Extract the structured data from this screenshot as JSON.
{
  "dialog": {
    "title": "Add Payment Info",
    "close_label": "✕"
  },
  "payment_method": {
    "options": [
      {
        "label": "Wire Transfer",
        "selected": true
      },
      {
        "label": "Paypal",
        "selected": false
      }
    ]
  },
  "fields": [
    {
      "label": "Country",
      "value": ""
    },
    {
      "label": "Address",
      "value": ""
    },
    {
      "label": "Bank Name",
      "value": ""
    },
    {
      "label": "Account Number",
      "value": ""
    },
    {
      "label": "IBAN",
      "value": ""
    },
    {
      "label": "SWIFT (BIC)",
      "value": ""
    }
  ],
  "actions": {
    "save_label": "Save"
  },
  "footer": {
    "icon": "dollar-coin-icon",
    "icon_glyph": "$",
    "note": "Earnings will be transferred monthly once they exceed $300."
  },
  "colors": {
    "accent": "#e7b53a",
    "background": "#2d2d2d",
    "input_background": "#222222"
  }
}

**Directions**
Each record above should be repeated exactly as it appears.

**Exercise solution**
Extract the structured data from this screenshot as JSON.
{
  "dialog": {
    "title": "Add Payment Info",
    "close_label": "✕"
  },
  "payment_method": {
    "options": [
      {
        "label": "Wire Transfer",
        "selected": true
      },
      {
        "label": "Paypal",
        "selected": false
      }
    ]
  },
  "fields": [
    {
      "label": "Country",
      "value": ""
    },
    {
      "label": "Address",
      "value": ""
    },
    {
      "label": "Bank Name",
      "value": ""
    },
    {
      "label": "Account Number",
      "value": ""
    },
    {
      "label": "IBAN",
      "value": ""
    },
    {
      "label": "SWIFT (BIC)",
      "value": ""
    }
  ],
  "actions": {
    "save_label": "Save"
  },
  "footer": {
    "icon": "dollar-coin-icon",
    "icon_glyph": "$",
    "note": "Earnings will be transferred monthly once they exceed $300."
  },
  "colors": {
    "accent": "#e7b53a",
    "background": "#2d2d2d",
    "input_background": "#222222"
  }
}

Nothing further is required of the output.